#### [Exercise brief]
Spot each line in the records below where the word "data" occurs, then copy it.

#### [Listing]

═══

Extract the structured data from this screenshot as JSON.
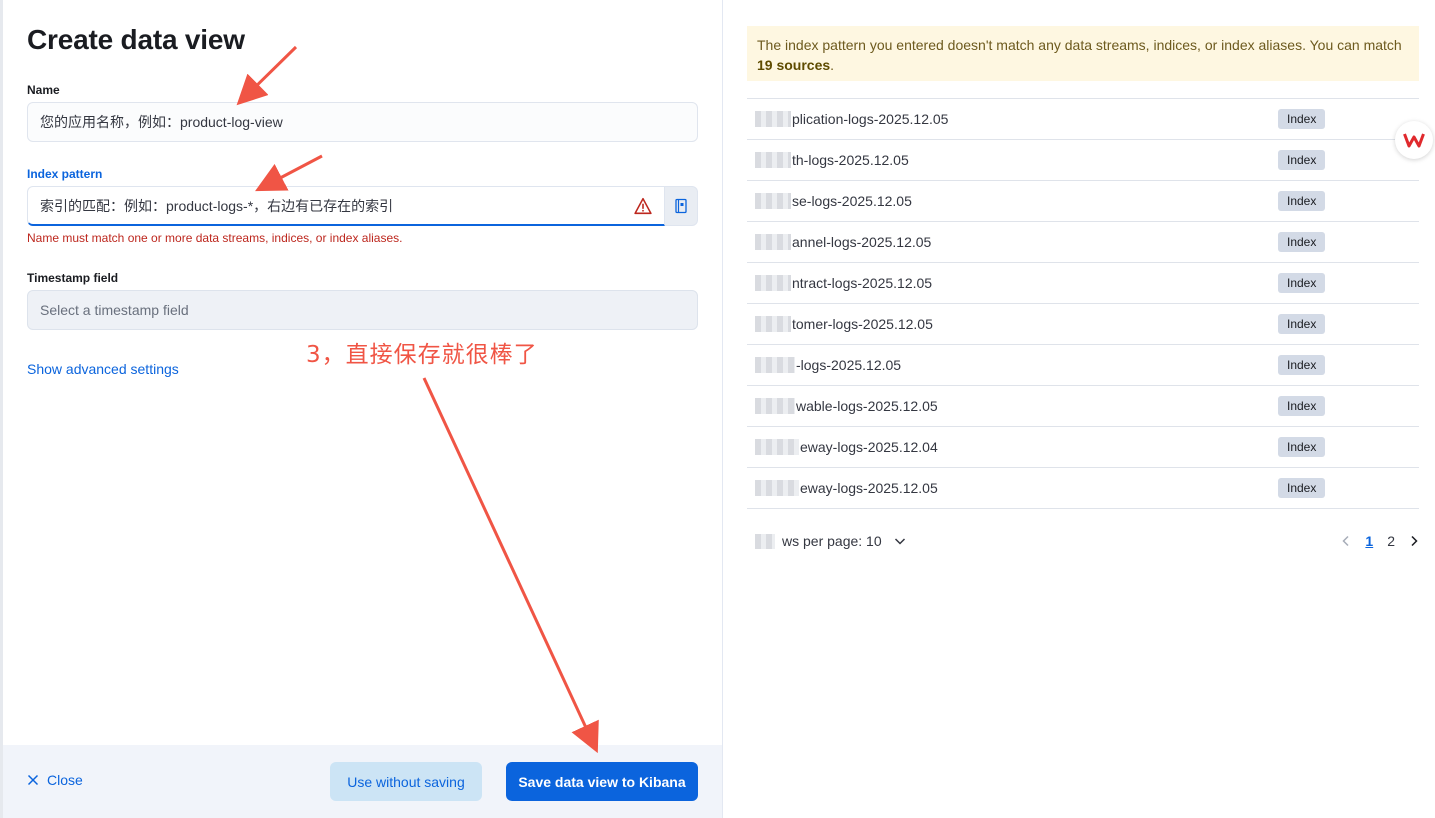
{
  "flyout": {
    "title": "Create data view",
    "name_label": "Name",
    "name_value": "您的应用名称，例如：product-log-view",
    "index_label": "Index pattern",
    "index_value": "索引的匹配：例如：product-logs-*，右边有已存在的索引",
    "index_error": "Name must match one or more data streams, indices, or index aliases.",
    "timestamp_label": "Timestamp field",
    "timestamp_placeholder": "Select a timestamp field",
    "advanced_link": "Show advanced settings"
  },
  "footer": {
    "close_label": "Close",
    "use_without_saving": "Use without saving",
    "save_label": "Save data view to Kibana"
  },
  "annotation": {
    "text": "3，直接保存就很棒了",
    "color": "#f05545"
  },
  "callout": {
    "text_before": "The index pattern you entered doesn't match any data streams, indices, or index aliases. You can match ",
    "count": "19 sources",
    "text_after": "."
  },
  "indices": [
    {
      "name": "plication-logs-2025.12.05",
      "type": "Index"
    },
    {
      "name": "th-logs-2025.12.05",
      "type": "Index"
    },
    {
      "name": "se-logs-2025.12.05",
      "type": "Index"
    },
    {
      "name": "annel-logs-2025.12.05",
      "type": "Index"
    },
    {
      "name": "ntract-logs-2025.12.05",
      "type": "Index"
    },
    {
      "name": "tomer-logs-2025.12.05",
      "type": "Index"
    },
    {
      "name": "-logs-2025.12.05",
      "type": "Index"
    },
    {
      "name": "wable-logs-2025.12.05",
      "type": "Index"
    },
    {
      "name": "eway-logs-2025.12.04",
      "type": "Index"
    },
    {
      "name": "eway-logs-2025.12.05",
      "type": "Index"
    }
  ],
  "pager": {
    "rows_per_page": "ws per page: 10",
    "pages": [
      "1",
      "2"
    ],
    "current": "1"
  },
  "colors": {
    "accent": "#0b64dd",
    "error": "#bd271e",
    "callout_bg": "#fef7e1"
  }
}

═══

#### [Exercise solution]
Extract the structured data from this screenshot as JSON.
    "title": "Create data view",
    "index_error": "Name must match one or more data streams, indices, or index aliases.",
    "save_label": "Save data view to Kibana"
    "text_before": "The index pattern you entered doesn't match any data streams, indices, or index aliases. You can match ",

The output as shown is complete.